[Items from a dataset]
┄┄┄┄┄┄
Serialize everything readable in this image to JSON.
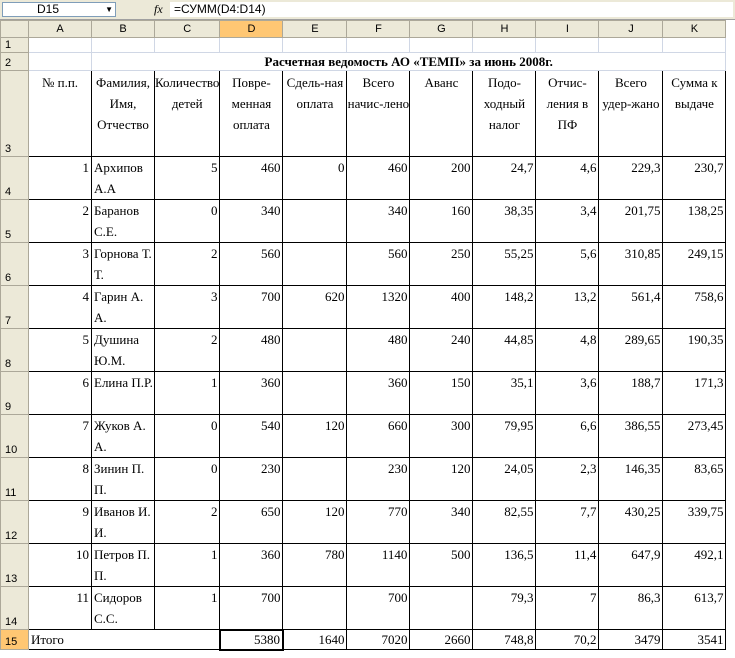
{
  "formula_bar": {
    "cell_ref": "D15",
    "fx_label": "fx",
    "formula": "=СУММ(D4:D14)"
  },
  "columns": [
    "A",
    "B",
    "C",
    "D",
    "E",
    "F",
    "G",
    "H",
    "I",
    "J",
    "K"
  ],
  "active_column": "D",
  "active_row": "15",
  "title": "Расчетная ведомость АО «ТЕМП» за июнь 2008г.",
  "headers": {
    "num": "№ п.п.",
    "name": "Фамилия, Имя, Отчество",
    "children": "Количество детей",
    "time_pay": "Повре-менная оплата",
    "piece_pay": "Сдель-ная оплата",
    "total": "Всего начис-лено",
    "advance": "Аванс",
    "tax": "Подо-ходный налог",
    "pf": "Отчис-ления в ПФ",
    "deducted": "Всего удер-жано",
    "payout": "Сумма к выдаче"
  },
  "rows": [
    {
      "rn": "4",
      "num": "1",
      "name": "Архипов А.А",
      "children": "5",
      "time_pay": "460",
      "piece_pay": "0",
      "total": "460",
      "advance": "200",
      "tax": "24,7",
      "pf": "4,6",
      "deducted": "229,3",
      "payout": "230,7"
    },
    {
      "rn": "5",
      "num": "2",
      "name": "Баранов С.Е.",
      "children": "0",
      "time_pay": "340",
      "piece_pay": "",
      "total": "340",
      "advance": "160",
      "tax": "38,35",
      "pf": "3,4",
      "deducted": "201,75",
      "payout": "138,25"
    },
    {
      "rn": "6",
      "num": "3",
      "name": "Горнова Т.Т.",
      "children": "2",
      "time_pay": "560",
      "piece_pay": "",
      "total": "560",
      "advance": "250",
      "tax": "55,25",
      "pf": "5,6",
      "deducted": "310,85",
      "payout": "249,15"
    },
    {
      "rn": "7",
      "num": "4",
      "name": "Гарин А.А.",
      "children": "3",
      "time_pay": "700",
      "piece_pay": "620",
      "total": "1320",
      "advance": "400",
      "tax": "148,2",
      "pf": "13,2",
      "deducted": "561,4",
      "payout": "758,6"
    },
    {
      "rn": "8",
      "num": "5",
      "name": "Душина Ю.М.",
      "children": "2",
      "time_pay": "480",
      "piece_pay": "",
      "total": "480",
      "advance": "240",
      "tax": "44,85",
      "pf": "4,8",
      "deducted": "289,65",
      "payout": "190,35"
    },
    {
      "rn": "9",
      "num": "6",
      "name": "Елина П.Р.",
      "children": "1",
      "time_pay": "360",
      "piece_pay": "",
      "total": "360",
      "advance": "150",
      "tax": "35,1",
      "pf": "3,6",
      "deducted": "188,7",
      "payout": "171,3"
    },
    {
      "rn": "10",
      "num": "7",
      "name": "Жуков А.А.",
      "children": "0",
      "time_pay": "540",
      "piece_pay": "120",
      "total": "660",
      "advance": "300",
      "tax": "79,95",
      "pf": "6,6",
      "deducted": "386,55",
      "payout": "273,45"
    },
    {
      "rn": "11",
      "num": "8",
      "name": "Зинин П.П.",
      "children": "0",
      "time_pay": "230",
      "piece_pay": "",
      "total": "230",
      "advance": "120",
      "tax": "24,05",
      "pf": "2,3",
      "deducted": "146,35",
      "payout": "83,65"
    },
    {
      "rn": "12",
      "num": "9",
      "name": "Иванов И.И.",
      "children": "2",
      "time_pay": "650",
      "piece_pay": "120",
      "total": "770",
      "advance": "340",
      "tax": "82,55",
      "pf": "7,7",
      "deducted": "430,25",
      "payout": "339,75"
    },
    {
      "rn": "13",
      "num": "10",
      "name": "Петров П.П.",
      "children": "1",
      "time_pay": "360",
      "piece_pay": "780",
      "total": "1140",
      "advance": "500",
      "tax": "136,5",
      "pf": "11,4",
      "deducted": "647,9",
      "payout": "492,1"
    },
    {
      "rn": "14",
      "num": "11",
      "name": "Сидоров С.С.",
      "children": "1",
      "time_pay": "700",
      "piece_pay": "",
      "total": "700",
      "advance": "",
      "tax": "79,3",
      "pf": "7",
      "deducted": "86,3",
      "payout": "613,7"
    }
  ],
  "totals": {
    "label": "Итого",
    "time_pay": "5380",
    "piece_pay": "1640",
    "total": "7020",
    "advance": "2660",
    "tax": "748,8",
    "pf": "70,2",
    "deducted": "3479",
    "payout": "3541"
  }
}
┄┄┄┄┄┄
* WORK TO BE COMPLETED *
Pull out all lines in the data above that include "Всего".

* SOLUTION TO THIS PROBLEM *
    "total": "Всего начис-лено",
    "deducted": "Всего удер-жано",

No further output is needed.